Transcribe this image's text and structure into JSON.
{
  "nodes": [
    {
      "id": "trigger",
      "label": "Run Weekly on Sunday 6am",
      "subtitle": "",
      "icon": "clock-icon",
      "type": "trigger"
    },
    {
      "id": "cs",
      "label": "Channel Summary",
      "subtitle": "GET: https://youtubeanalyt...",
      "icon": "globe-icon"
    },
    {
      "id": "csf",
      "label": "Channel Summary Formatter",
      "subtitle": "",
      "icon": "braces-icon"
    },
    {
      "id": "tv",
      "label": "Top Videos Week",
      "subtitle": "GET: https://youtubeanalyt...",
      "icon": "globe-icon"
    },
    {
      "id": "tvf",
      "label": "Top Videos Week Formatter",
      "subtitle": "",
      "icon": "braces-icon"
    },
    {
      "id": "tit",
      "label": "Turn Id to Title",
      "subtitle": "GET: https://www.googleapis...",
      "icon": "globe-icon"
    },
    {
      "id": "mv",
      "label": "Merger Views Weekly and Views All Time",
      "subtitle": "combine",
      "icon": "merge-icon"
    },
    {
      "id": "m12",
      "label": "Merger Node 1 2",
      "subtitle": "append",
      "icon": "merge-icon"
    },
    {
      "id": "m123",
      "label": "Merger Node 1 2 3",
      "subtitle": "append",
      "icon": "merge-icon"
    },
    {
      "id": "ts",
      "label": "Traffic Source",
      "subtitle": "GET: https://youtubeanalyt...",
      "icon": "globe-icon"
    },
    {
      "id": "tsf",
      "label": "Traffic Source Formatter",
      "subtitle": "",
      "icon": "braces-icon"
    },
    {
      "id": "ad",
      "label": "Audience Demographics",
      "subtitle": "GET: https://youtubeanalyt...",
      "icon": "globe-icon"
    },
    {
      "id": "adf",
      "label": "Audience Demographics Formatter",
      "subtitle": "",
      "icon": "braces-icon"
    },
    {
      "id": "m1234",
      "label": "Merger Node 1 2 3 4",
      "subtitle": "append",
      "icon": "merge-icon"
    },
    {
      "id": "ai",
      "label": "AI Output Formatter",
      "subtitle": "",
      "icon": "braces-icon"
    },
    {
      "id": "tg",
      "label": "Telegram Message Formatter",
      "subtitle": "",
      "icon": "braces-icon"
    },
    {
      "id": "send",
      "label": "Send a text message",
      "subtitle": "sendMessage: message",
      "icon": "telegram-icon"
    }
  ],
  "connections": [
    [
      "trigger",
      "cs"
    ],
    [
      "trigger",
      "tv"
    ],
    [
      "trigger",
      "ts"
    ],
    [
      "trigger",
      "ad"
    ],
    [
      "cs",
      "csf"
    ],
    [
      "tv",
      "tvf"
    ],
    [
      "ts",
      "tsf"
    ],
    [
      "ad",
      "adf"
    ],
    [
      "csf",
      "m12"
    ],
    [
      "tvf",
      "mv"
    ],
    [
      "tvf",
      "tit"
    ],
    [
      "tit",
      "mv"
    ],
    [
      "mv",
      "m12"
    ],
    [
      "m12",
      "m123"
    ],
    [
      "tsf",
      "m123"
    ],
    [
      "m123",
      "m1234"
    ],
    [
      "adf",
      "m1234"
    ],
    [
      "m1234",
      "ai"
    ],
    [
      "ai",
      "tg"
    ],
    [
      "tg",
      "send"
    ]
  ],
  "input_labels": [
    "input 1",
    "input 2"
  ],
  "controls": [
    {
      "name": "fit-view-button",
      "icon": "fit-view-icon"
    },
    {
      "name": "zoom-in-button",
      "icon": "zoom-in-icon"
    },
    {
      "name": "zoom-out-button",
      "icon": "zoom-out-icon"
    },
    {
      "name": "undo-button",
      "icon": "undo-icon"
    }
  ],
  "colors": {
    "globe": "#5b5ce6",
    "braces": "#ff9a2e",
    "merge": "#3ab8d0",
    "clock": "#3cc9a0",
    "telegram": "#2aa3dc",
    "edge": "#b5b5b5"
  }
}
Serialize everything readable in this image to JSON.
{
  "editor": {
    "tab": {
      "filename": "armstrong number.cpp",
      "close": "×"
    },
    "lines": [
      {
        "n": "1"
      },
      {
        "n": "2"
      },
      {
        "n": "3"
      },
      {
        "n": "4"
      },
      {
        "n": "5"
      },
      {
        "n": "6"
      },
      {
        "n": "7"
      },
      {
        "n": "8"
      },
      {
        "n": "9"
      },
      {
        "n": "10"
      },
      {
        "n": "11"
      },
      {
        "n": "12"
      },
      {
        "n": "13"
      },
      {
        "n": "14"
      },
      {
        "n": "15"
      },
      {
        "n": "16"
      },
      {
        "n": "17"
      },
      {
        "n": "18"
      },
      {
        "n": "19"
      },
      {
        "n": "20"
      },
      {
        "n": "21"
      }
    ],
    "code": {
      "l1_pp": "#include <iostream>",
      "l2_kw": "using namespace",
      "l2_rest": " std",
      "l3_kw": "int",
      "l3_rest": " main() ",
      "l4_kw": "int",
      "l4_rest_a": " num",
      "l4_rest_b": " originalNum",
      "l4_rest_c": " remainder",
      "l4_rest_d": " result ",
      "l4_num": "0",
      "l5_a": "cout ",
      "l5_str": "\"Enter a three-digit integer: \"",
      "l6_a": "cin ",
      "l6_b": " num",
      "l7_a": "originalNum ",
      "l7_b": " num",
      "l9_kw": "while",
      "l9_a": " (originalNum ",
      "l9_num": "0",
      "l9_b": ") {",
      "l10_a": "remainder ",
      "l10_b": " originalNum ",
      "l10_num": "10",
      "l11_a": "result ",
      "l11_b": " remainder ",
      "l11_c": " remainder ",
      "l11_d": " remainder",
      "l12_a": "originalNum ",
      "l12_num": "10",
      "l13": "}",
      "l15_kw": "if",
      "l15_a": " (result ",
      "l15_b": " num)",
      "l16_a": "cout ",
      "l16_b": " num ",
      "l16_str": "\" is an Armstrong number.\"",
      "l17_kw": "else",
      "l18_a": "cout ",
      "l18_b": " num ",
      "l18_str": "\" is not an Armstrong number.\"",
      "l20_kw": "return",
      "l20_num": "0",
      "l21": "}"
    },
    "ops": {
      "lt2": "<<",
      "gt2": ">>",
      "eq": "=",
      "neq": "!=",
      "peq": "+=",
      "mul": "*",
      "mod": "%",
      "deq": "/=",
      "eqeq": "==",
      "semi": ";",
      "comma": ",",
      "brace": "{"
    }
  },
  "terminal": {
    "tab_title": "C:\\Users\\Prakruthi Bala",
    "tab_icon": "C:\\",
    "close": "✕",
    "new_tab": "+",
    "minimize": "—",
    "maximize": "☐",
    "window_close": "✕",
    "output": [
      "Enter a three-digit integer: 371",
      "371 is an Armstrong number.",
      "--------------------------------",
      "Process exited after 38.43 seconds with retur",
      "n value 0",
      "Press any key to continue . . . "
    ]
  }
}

● Exercise: Every entry should be printed again exactly as written.

● Answer to the task:
Transcribe this image's text and structure into JSON.
{
  "nodes": [
    {
      "id": "trigger",
      "label": "Run Weekly on Sunday 6am",
      "subtitle": "",
      "icon": "clock-icon",
      "type": "trigger"
    },
    {
      "id": "cs",
      "label": "Channel Summary",
      "subtitle": "GET: https://youtubeanalyt...",
      "icon": "globe-icon"
    },
    {
      "id": "csf",
      "label": "Channel Summary Formatter",
      "subtitle": "",
      "icon": "braces-icon"
    },
    {
      "id": "tv",
      "label": "Top Videos Week",
      "subtitle": "GET: https://youtubeanalyt...",
      "icon": "globe-icon"
    },
    {
      "id": "tvf",
      "label": "Top Videos Week Formatter",
      "subtitle": "",
      "icon": "braces-icon"
    },
    {
      "id": "tit",
      "label": "Turn Id to Title",
      "subtitle": "GET: https://www.googleapis...",
      "icon": "globe-icon"
    },
    {
      "id": "mv",
      "label": "Merger Views Weekly and Views All Time",
      "subtitle": "combine",
      "icon": "merge-icon"
    },
    {
      "id": "m12",
      "label": "Merger Node 1 2",
      "subtitle": "append",
      "icon": "merge-icon"
    },
    {
      "id": "m123",
      "label": "Merger Node 1 2 3",
      "subtitle": "append",
      "icon": "merge-icon"
    },
    {
      "id": "ts",
      "label": "Traffic Source",
      "subtitle": "GET: https://youtubeanalyt...",
      "icon": "globe-icon"
    },
    {
      "id": "tsf",
      "label": "Traffic Source Formatter",
      "subtitle": "",
      "icon": "braces-icon"
    },
    {
      "id": "ad",
      "label": "Audience Demographics",
      "subtitle": "GET: https://youtubeanalyt...",
      "icon": "globe-icon"
    },
    {
      "id": "adf",
      "label": "Audience Demographics Formatter",
      "subtitle": "",
      "icon": "braces-icon"
    },
    {
      "id": "m1234",
      "label": "Merger Node 1 2 3 4",
      "subtitle": "append",
      "icon": "merge-icon"
    },
    {
      "id": "ai",
      "label": "AI Output Formatter",
      "subtitle": "",
      "icon": "braces-icon"
    },
    {
      "id": "tg",
      "label": "Telegram Message Formatter",
      "subtitle": "",
      "icon": "braces-icon"
    },
    {
      "id": "send",
      "label": "Send a text message",
      "subtitle": "sendMessage: message",
      "icon": "telegram-icon"
    }
  ],
  "connections": [
    [
      "trigger",
      "cs"
    ],
    [
      "trigger",
      "tv"
    ],
    [
      "trigger",
      "ts"
    ],
    [
      "trigger",
      "ad"
    ],
    [
      "cs",
      "csf"
    ],
    [
      "tv",
      "tvf"
    ],
    [
      "ts",
      "tsf"
    ],
    [
      "ad",
      "adf"
    ],
    [
      "csf",
      "m12"
    ],
    [
      "tvf",
      "mv"
    ],
    [
      "tvf",
      "tit"
    ],
    [
      "tit",
      "mv"
    ],
    [
      "mv",
      "m12"
    ],
    [
      "m12",
      "m123"
    ],
    [
      "tsf",
      "m123"
    ],
    [
      "m123",
      "m1234"
    ],
    [
      "adf",
      "m1234"
    ],
    [
      "m1234",
      "ai"
    ],
    [
      "ai",
      "tg"
    ],
    [
      "tg",
      "send"
    ]
  ],
  "input_labels": [
    "input 1",
    "input 2"
  ],
  "controls": [
    {
      "name": "fit-view-button",
      "icon": "fit-view-icon"
    },
    {
      "name": "zoom-in-button",
      "icon": "zoom-in-icon"
    },
    {
      "name": "zoom-out-button",
      "icon": "zoom-out-icon"
    },
    {
      "name": "undo-button",
      "icon": "undo-icon"
    }
  ],
  "colors": {
    "globe": "#5b5ce6",
    "braces": "#ff9a2e",
    "merge": "#3ab8d0",
    "clock": "#3cc9a0",
    "telegram": "#2aa3dc",
    "edge": "#b5b5b5"
  }
}
Serialize everything readable in this image to JSON.
{
  "editor": {
    "tab": {
      "filename": "armstrong number.cpp",
      "close": "×"
    },
    "lines": [
      {
        "n": "1"
      },
      {
        "n": "2"
      },
      {
        "n": "3"
      },
      {
        "n": "4"
      },
      {
        "n": "5"
      },
      {
        "n": "6"
      },
      {
        "n": "7"
      },
      {
        "n": "8"
      },
      {
        "n": "9"
      },
      {
        "n": "10"
      },
      {
        "n": "11"
      },
      {
        "n": "12"
      },
      {
        "n": "13"
      },
      {
        "n": "14"
      },
      {
        "n": "15"
      },
      {
        "n": "16"
      },
      {
        "n": "17"
      },
      {
        "n": "18"
      },
      {
        "n": "19"
      },
      {
        "n": "20"
      },
      {
        "n": "21"
      }
    ],
    "code": {
      "l1_pp": "#include <iostream>",
      "l2_kw": "using namespace",
      "l2_rest": " std",
      "l3_kw": "int",
      "l3_rest": " main() ",
      "l4_kw": "int",
      "l4_rest_a": " num",
      "l4_rest_b": " originalNum",
      "l4_rest_c": " remainder",
      "l4_rest_d": " result ",
      "l4_num": "0",
      "l5_a": "cout ",
      "l5_str": "\"Enter a three-digit integer: \"",
      "l6_a": "cin ",
      "l6_b": " num",
      "l7_a": "originalNum ",
      "l7_b": " num",
      "l9_kw": "while",
      "l9_a": " (originalNum ",
      "l9_num": "0",
      "l9_b": ") {",
      "l10_a": "remainder ",
      "l10_b": " originalNum ",
      "l10_num": "10",
      "l11_a": "result ",
      "l11_b": " remainder ",
      "l11_c": " remainder ",
      "l11_d": " remainder",
      "l12_a": "originalNum ",
      "l12_num": "10",
      "l13": "}",
      "l15_kw": "if",
      "l15_a": " (result ",
      "l15_b": " num)",
      "l16_a": "cout ",
      "l16_b": " num ",
      "l16_str": "\" is an Armstrong number.\"",
      "l17_kw": "else",
      "l18_a": "cout ",
      "l18_b": " num ",
      "l18_str": "\" is not an Armstrong number.\"",
      "l20_kw": "return",
      "l20_num": "0",
      "l21": "}"
    },
    "ops": {
      "lt2": "<<",
      "gt2": ">>",
      "eq": "=",
      "neq": "!=",
      "peq": "+=",
      "mul": "*",
      "mod": "%",
      "deq": "/=",
      "eqeq": "==",
      "semi": ";",
      "comma": ",",
      "brace": "{"
    }
  },
  "terminal": {
    "tab_title": "C:\\Users\\Prakruthi Bala",
    "tab_icon": "C:\\",
    "close": "✕",
    "new_tab": "+",
    "minimize": "—",
    "maximize": "☐",
    "window_close": "✕",
    "output": [
      "Enter a three-digit integer: 371",
      "371 is an Armstrong number.",
      "--------------------------------",
      "Process exited after 38.43 seconds with retur",
      "n value 0",
      "Press any key to continue . . . "
    ]
  }
}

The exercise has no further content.